----- 本文抜粋 -----

こんなところにも DRY 原則

2020年1月19日

プログラミングで重視されている価値観の一つに、DRY 原則と呼ばれるものがあります。要するに「同じことを二度書くな」という意味です。

大抵はこの後、コードの重複は関数にすることで共通化して……と話が続くのですが、これは初歩中の初歩なので、説明は他のサイトに任せます。ここでは、DRY 原則は「思った以上に」コードの細部に宿るという話をします。

コード例

ここでは実際のコード例を3つ挙げますが、もちろんこれがすべてではありません。というよりも、DRY 原則はコードの隅々にまで行き渡らせるものなので、一つ一つ挙げていくことはできないのです。ですから、この先あなた自身が新しい DRY を発見することもあるに違いありません。

ビット演算

組み込み屋にはおなじみビット演算です。次のコードは、あるレジスタの特定のビットを抽出する処理です。このコードに、どのような感想を持たれますか?

bool isPoweredOn()
{
  return (PORT_A & 0x02) == 0x02;
}

上のコードは、細かいレベルで DRY に反しています。0x02 が2回登場するからです。細かすぎるでしょうか。でも、この両辺のうち片方を修正し忘れたというバグを、私は少なくとも2回見たことがあります。DRY に従えば、こうなります。

bool isPoweredOn()
{
  return (PORT_A & 0x02) != 0;
}

バグはいつでも現れる隙をうかがっています。DRY に反するコードというのは結局のところ、そのチャンスをみすみす与えているのと同じことです。

----- データ一覧 -----

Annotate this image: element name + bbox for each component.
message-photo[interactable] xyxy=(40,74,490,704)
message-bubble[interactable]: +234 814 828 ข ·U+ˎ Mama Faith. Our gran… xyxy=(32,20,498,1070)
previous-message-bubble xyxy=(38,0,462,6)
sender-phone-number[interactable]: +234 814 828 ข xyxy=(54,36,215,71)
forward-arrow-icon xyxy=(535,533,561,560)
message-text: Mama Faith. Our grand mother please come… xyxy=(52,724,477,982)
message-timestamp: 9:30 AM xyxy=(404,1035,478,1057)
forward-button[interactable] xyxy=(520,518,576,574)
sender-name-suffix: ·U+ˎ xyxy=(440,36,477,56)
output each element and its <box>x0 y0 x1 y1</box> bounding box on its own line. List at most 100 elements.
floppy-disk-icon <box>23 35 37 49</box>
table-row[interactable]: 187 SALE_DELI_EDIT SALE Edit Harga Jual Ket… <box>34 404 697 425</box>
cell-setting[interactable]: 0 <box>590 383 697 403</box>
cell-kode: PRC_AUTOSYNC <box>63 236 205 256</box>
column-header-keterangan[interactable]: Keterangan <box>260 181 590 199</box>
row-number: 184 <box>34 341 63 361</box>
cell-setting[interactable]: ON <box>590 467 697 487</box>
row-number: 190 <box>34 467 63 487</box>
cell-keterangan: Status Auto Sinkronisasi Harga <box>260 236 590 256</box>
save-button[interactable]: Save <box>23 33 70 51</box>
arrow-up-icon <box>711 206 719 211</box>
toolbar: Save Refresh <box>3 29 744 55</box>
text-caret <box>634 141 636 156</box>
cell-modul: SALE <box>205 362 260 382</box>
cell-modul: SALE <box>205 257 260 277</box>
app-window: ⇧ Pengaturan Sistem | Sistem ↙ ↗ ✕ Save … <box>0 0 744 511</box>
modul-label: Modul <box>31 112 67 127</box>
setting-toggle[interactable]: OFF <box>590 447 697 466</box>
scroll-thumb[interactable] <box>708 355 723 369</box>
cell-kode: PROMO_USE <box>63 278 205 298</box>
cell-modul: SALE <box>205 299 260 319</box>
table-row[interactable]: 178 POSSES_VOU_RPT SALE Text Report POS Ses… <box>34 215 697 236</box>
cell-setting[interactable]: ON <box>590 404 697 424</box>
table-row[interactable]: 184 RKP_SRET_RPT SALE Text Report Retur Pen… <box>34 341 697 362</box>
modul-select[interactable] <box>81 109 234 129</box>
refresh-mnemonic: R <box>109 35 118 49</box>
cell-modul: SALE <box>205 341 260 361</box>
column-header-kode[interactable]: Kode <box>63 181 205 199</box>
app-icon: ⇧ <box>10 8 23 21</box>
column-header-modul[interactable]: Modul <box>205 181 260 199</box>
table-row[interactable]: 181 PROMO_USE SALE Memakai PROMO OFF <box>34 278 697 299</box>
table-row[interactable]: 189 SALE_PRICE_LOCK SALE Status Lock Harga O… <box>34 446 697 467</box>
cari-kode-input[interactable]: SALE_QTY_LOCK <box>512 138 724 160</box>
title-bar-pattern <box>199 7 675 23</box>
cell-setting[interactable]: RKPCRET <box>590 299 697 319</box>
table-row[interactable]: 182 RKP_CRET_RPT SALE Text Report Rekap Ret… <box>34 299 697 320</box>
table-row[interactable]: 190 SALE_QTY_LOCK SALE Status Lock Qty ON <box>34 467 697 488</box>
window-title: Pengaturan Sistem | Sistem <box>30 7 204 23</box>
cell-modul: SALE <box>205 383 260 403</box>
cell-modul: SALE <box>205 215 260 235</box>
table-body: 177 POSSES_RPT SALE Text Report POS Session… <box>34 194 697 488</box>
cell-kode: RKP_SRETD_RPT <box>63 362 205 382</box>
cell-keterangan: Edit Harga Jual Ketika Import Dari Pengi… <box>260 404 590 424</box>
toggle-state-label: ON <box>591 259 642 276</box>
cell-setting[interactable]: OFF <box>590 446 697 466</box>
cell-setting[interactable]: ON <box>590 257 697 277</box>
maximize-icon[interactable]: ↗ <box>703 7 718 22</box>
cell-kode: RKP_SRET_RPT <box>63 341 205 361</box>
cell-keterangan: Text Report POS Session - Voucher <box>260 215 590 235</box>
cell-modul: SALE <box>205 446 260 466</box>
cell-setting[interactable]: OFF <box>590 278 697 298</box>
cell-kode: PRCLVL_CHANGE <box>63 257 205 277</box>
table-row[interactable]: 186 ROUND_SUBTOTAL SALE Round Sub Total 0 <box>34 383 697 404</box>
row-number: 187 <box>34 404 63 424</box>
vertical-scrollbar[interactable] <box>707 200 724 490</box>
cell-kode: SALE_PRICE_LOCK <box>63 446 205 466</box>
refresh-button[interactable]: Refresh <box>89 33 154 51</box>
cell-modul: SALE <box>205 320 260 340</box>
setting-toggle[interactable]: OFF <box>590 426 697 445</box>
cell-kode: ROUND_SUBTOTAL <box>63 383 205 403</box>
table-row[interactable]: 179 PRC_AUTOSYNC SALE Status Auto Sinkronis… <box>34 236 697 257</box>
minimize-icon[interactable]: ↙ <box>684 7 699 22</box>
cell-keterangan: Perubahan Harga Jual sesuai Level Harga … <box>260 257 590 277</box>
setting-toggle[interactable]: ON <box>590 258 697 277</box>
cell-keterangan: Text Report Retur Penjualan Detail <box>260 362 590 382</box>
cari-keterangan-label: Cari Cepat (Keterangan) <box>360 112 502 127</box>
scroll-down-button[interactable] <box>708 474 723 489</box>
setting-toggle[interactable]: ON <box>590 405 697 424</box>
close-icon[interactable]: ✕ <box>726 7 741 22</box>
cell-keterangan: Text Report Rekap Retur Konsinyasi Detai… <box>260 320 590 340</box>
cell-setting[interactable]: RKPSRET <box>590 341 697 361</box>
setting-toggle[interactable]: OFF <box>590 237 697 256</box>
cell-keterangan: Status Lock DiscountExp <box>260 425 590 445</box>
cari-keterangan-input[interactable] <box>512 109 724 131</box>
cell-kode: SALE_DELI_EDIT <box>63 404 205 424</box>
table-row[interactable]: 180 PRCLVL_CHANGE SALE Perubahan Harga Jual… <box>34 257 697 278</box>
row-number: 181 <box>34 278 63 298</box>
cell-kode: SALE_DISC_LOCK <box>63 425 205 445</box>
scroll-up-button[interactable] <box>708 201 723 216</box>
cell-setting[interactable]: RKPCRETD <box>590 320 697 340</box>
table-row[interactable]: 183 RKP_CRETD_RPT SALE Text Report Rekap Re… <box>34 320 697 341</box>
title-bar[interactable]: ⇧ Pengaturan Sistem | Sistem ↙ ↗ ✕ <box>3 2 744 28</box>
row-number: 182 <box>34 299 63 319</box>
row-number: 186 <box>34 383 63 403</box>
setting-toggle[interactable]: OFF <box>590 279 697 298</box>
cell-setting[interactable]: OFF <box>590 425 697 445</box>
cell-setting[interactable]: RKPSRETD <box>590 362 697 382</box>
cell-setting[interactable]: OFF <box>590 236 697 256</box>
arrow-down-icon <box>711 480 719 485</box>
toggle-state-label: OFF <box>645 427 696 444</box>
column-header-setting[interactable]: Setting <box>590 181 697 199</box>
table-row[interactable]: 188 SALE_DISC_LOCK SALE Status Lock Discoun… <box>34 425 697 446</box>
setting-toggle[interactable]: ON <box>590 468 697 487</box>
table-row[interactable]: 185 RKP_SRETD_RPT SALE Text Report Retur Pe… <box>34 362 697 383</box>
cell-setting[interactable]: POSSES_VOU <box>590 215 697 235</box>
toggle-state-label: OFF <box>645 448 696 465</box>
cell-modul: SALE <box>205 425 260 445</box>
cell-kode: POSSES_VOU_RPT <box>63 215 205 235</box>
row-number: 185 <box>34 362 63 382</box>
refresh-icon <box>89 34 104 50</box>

-----

- [課題]
a – 次の(i)～(iii)が DRY 原則に関する本文の内容と一致するかを判断し、それぞれ「はい」か「いいえ」で答え、根拠となる本文の語句をそのまま引用してください。
(i) 筆者は、コードの重複を関数で共通化する方法の説明を他のサイトに任せている。
(ii) 筆者は、両辺の片方を修正し忘れたバグを一度だけ見たことがある。
(iii) 筆者は、コード例を5つ挙げると述べている。
b – DRY 原則に関する本文を、最後の文の後から同じ文体で書き継いでください。

- [解答]
a –
(i) はい。「説明は他のサイトに任せます」
(ii) いいえ。「私は少なくとも2回見たことがあります」
(iii) いいえ。「ここでは実際のコード例を3つ挙げますが」

b –
配列の要素数

次のコードは、DRY に反するコードの典型例です。

int g_values[12];

int getSum()
{
  int sum = 0;
  for (int i = 0; i < 12; ++i)
  {
    sum += g_values[i];
  }
  return sum;
}

次に、一般に DRY に従っているとされるコードを示します。

static const int NUM_VALUES = 12;
int g_values[NUM_VALUES];

int getSum()
{
  int sum = 0;
  for (int i = 0; i < NUM_VALUES; ++i)
  {
    sum += g_values[i];
  }
  return sum;
}

間違ってはいませんが、私は個人的にこの解決策はあまりよくないと感じています。理由は3つあります。

  • 本当に正しいラベルを参照しているのかという不安が拭えない
  • コードの断片を見ても実サイズがわからず、たらい回しにされる
  • 開発規模が膨らむと NUM 何とかというラベルが入り乱れることになる

私は sizeof 演算子による解決を推奨したいです。

int g_values[12];

int getSum()
{
  int sum = 0;
  for (int i = 0; i < sizeof(g_values) / sizeof(*g_values); ++i)
  {
    sum += g_values[i];
  }
  return sum;
}

これなら先に挙げた3つの問題はすべて解消されます。

プロトタイプ宣言

次に挙げるのは、プロトタイプ宣言を使ったプログラムの例です。

static int add(int a, int b);

int main()
{
  printf("%d\n", add(1, 2));
  return 0;
}

static int add(int a, int b) { return a + b; }

プロトタイプ宣言は、それ自体が DRY に反するコードの典型であり、無用の長物です。それどころか、引数の型の不一致をコンパイラが見逃して、バグにつながる場合すらあります。

プロトタイプ宣言は、関数を「呼び出されるものから先に」並べるだけで、要らなくなります。

static int add(int a, int b) { return a + b; }

int main()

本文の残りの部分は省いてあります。